> **Your tasks**
#1 In the earthquake preparedness text, please rewrite the part that opens with the words "We should repair deep" and closes with "lie. You laughed.)", replacing "ceilings" with "walls".
#2 Add the next part of the earthquake preparedness text, picking up after its final sentence.

There shouldn't be any mirrors or pictures or anything else hanging above where people are sitting. (Well, I'm hosed on that one.) We should brace overhead electronics. (Brace it with what? I should attach pieces of 2X4's to my ceiling fans? I would think that would fall under the things hanging above where people are sitting rule.)
We should repair defective electrical and gas attachments. (If I knew the gas or electricity was broken I think I would have already fixed it. "Gee honey, I smell gas." "It's not me, I swear." "No, silly, it smells like a natural gas leak." "I have natural gas." "I mean the kind for the oven and the water heater." "Oh, that. It's been leaking for months. We're all sleeping better. We should just ignore it." "Oh, gleeful noises.")
We should repair deep cracks in the ceilings or the foundations. (Doesn't this come after the earthquake? I don't know about your house but apparently I'm crack free. Hahaha. That's funny. Don't lie. You laughed.)
We should identify safe places outside. (This is easy. A safe place from an earthquake is anyplace where they're not having one.) And oh yes, FEMA calls earthquakes, EQ's. So you're in the know. When those FEMA officials start snapping out pertinent info about recent EQ's, you don't turn to the person next to you and say stupidly, "Dude, what's an EQ?"
Now for the during part. What to do during an EQ! (See, you, the really savvy one, you got the EQ part right away, didn't you?)

> **Record set**
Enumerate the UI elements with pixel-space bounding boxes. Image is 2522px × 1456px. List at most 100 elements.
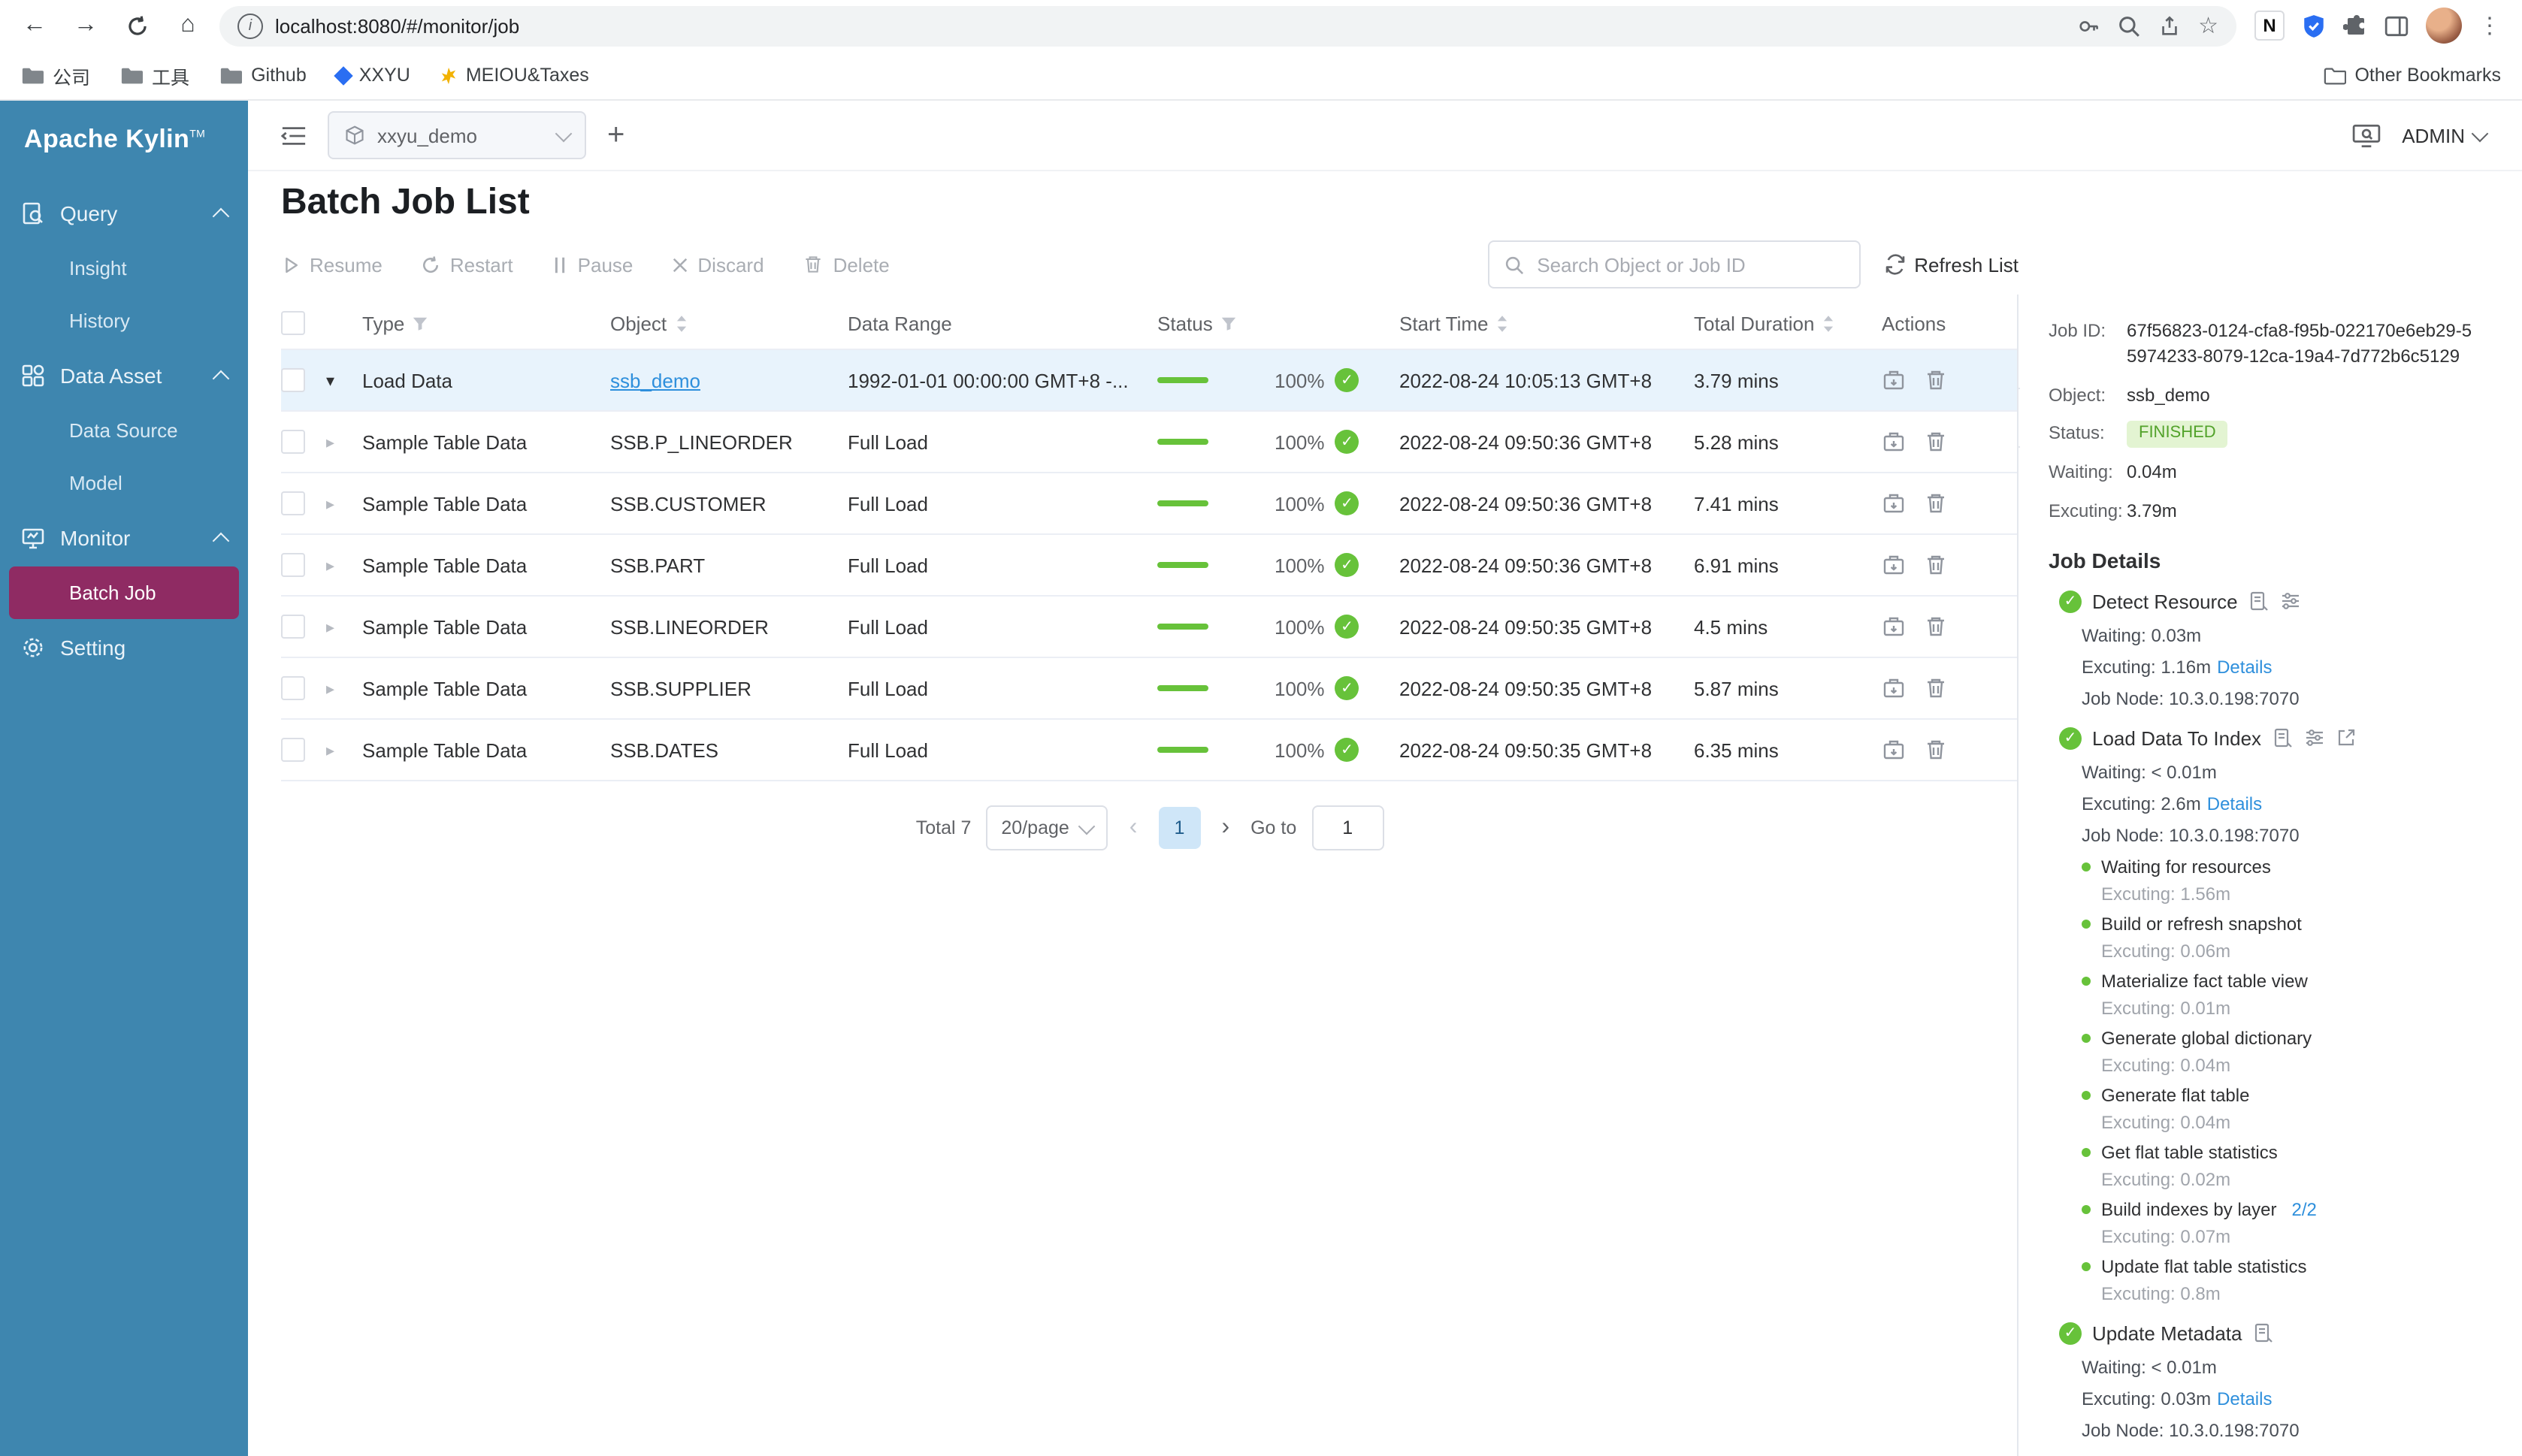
sidebar-item-data-source[interactable]: Data Source: [0, 404, 248, 457]
filter-icon[interactable]: [1220, 315, 1237, 331]
password-key-icon[interactable]: [2076, 14, 2099, 37]
page-size-select[interactable]: 20/page: [986, 805, 1108, 850]
bookmark-folder-tools[interactable]: 工具: [120, 61, 189, 89]
diagnostic-icon[interactable]: [2352, 122, 2381, 148]
bookmark-folder-company[interactable]: 公司: [21, 61, 90, 89]
step-log-icon[interactable]: [2272, 728, 2293, 749]
diagnostic-package-icon[interactable]: [1882, 553, 1906, 577]
row-checkbox[interactable]: [281, 553, 305, 577]
panel-collapse-button[interactable]: ›: [2017, 388, 2020, 448]
step-log-icon[interactable]: [2252, 1323, 2273, 1344]
profile-avatar[interactable]: [2426, 8, 2462, 44]
expand-caret-icon[interactable]: ▸: [326, 555, 334, 575]
delete-row-icon[interactable]: [1924, 738, 1948, 762]
expand-caret-icon[interactable]: ▸: [326, 740, 334, 760]
forward-button[interactable]: →: [66, 6, 105, 45]
delete-row-icon[interactable]: [1924, 430, 1948, 454]
search-input[interactable]: [1534, 252, 1843, 277]
page-number-1[interactable]: 1: [1158, 807, 1200, 849]
sidebar-item-batch-job[interactable]: Batch Job: [9, 566, 239, 619]
step-parameters-icon[interactable]: [2280, 591, 2301, 612]
collapse-caret-icon[interactable]: ▾: [326, 370, 334, 390]
sidebar-group-setting[interactable]: Setting: [0, 619, 248, 676]
delete-button[interactable]: Delete: [803, 253, 890, 276]
address-bar[interactable]: i localhost:8080/#/monitor/job ☆: [219, 5, 2236, 46]
step-log-icon[interactable]: [2248, 591, 2269, 612]
select-all-checkbox[interactable]: [281, 311, 305, 335]
sidebar-group-data-asset[interactable]: Data Asset: [0, 347, 248, 404]
menu-fold-icon[interactable]: [281, 124, 307, 147]
search-box[interactable]: [1487, 240, 1860, 288]
row-checkbox[interactable]: [281, 430, 305, 454]
expand-caret-icon[interactable]: ▸: [326, 678, 334, 698]
details-link[interactable]: Details: [2207, 793, 2262, 814]
step-parameters-icon[interactable]: [2303, 728, 2324, 749]
details-link[interactable]: Details: [2217, 1388, 2272, 1409]
diagnostic-package-icon[interactable]: [1882, 368, 1906, 392]
side-panel-icon[interactable]: [2384, 13, 2409, 38]
back-button[interactable]: ←: [15, 6, 54, 45]
project-selector[interactable]: xxyu_demo: [328, 111, 586, 159]
table-row[interactable]: ▸ Sample Table Data SSB.SUPPLIER Full Lo…: [281, 658, 2019, 720]
diagnostic-package-icon[interactable]: [1882, 491, 1906, 515]
sort-icon[interactable]: [674, 313, 688, 333]
layer-count-link[interactable]: 2/2: [2291, 1199, 2316, 1220]
site-info-icon[interactable]: i: [237, 13, 263, 38]
resume-button[interactable]: Resume: [281, 253, 383, 276]
table-row[interactable]: ▸ Sample Table Data SSB.DATES Full Load …: [281, 720, 2019, 781]
restart-button[interactable]: Restart: [422, 253, 513, 276]
expand-caret-icon[interactable]: ▸: [326, 617, 334, 636]
bookmark-folder-github[interactable]: Github: [219, 65, 307, 86]
sidebar-item-history[interactable]: History: [0, 295, 248, 347]
sidebar-group-query[interactable]: Query: [0, 185, 248, 242]
column-object[interactable]: Object: [610, 312, 688, 334]
column-start-time[interactable]: Start Time: [1399, 312, 1510, 334]
diagnostic-package-icon[interactable]: [1882, 738, 1906, 762]
delete-row-icon[interactable]: [1924, 676, 1948, 700]
diagnostic-package-icon[interactable]: [1882, 615, 1906, 639]
diagnostic-package-icon[interactable]: [1882, 676, 1906, 700]
browser-menu-icon[interactable]: ⋮: [2478, 12, 2501, 39]
sort-icon[interactable]: [1822, 313, 1835, 333]
delete-row-icon[interactable]: [1924, 491, 1948, 515]
column-type[interactable]: Type: [362, 312, 428, 334]
add-project-button[interactable]: +: [607, 120, 624, 150]
row-checkbox[interactable]: [281, 491, 305, 515]
table-row[interactable]: ▸ Sample Table Data SSB.P_LINEORDER Full…: [281, 412, 2019, 473]
goto-page-input[interactable]: [1311, 805, 1383, 850]
delete-row-icon[interactable]: [1924, 553, 1948, 577]
share-icon[interactable]: [2158, 14, 2180, 37]
filter-icon[interactable]: [412, 315, 428, 331]
prev-page-button[interactable]: ‹: [1123, 814, 1144, 841]
refresh-list-button[interactable]: Refresh List: [1884, 253, 2019, 276]
row-checkbox[interactable]: [281, 368, 305, 392]
reload-button[interactable]: [117, 6, 156, 45]
notion-extension-icon[interactable]: N: [2254, 11, 2285, 41]
row-checkbox[interactable]: [281, 615, 305, 639]
details-link[interactable]: Details: [2217, 657, 2272, 678]
delete-row-icon[interactable]: [1924, 368, 1948, 392]
step-open-icon[interactable]: [2335, 728, 2356, 749]
other-bookmarks[interactable]: Other Bookmarks: [2323, 65, 2501, 86]
expand-caret-icon[interactable]: ▸: [326, 432, 334, 452]
zoom-icon[interactable]: [2117, 14, 2139, 37]
user-menu[interactable]: ADMIN: [2402, 124, 2486, 147]
table-row[interactable]: ▸ Sample Table Data SSB.LINEORDER Full L…: [281, 597, 2019, 658]
sidebar-item-model[interactable]: Model: [0, 457, 248, 509]
bookmark-star-icon[interactable]: ☆: [2198, 14, 2218, 37]
row-checkbox[interactable]: [281, 738, 305, 762]
object-link[interactable]: ssb_demo: [610, 369, 700, 391]
home-button[interactable]: ⌂: [168, 6, 207, 45]
next-page-button[interactable]: ›: [1215, 814, 1235, 841]
discard-button[interactable]: Discard: [672, 253, 764, 276]
bookmark-xxyu[interactable]: XXYU: [337, 65, 410, 86]
pause-button[interactable]: Pause: [552, 253, 634, 276]
sort-icon[interactable]: [1496, 313, 1510, 333]
column-total-duration[interactable]: Total Duration: [1694, 312, 1835, 334]
sidebar-item-insight[interactable]: Insight: [0, 242, 248, 295]
delete-row-icon[interactable]: [1924, 615, 1948, 639]
bookmark-meiou-taxes[interactable]: MEIOU&Taxes: [440, 65, 589, 86]
shield-extension-icon[interactable]: [2301, 13, 2327, 38]
column-status[interactable]: Status: [1157, 312, 1237, 334]
row-checkbox[interactable]: [281, 676, 305, 700]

> **Response list**
#1
We should repair deep cracks in the walls or the foundations. (Doesn't this come after the earthquake? I don't know about your house but apparently I'm crack free. Hahaha. That's funny. Don't lie. You laughed.)

#2
Most importantly. Drop, cover, and hold on. (I'm serious. This is what FEMA says to do.) It's like in the sixties when they were prepping school kids for the big Soviet nuke-a-thon coming our direction. They had tens of thousand of school kids freaking out at the thought that the big bad Soviets would launch their nukes before we had a chance to launch our nukes at them and secure capitalism for the masses. So back to the EQ. Drop, cover, and hold on. (Don't hide under the crappy card table. It will not protect you.)
Don't use the elevators. (If you've seen any Irwin Allen movie you'll know that you're instantly screwed if you get into an elevator. It's like being the couple having sex in the opening twenty minutes of any horror movie. You're gonna die.)
If you're outdoors, don't stand under the big, granite gargoyle on the side of the building. Well, it might fall on your head. (You're a dumbass if you stand under it during an EQ, so it would be a favor to the rest of us.)
If you're in a car and driving down the road. You should stop. Don't park under a bridge. (See the gargoyle thing above. Also see Darwin Awards.)
If you happen to be trapped under debris, don't light a match. (I like this. I don't carry matches but if I did, I don't think I would be thinking about lighting one while in the middle of an earthquake, crap, I mean EQ. Why would you need to? Would you be thinking, 'Gee, my legs are crushed, yet through all the tremendous shaking occurring I feel the need to have a minuscule light so that I may feel some hope. Golly, I've got matches.'?)
Okay, enough of causticity. (I used a made up word again.) Hopefully everyone is safe and sound, except my aunt in Maryland, who may be the only person who was injured by the EQ. Her ankle is severely sprained and yes, I got it from the horse's mouth. (Not that my aunt is a horse.)
Next blog: How I Survived the Hurricane OR Making Hurricanes During a Hurricane OR The Hell With Coastal Advisories!
|Note to self: Add ingredients listed here to|
My Hurricane Preparedness List.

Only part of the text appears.